- _Challenge_:
Copy out every line in the entries below that includes "Germany".

* BEGIN Extracted records *

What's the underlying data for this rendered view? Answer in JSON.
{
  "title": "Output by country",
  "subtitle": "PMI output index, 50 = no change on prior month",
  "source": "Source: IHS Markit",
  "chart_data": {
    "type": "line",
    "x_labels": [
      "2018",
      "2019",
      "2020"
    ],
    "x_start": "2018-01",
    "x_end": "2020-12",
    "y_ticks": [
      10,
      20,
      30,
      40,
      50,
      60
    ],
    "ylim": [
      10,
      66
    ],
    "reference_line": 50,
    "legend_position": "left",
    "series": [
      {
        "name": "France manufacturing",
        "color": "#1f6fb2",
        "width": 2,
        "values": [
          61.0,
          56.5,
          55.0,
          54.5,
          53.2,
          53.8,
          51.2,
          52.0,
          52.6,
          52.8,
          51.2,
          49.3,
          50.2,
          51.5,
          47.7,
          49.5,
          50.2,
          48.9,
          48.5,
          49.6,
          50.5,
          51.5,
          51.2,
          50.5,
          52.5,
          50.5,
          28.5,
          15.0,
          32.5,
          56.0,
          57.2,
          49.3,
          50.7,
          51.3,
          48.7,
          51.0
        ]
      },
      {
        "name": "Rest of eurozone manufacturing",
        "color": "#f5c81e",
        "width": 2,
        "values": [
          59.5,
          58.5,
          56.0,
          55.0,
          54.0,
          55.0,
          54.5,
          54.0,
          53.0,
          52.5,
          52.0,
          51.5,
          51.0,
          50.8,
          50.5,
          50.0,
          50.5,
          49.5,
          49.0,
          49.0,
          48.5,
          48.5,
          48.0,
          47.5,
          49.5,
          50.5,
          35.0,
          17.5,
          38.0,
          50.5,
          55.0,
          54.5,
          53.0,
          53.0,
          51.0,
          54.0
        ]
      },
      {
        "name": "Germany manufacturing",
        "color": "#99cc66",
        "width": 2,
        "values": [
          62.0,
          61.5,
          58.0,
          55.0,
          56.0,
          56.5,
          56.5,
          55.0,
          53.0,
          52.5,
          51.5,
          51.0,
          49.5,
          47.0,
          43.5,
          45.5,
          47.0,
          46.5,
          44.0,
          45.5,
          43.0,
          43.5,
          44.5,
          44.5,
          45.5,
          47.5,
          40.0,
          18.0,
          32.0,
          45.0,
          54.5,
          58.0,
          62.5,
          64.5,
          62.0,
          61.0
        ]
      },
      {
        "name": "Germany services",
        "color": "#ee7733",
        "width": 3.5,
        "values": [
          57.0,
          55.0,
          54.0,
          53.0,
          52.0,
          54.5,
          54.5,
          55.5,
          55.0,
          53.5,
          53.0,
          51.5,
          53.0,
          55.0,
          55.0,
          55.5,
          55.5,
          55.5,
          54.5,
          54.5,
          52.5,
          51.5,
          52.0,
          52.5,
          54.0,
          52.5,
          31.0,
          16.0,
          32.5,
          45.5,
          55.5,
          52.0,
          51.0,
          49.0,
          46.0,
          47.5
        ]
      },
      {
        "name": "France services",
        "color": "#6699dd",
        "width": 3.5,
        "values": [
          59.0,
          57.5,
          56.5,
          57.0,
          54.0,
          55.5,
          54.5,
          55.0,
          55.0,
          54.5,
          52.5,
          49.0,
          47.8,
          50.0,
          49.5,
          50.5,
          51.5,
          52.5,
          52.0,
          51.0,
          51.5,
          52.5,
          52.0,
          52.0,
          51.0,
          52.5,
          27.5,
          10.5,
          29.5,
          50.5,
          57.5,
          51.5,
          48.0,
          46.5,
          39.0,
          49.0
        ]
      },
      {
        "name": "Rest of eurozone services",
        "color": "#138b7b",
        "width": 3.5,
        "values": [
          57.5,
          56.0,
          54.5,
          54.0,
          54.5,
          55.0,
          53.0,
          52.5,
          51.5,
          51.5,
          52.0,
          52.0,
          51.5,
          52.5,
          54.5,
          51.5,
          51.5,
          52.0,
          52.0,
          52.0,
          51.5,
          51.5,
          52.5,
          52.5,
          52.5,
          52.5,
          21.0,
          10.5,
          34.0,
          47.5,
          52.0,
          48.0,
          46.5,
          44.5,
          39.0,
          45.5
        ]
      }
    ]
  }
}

* END Extracted records *

- _Exercise solution_:
        "name": "Germany manufacturing",
        "name": "Germany services",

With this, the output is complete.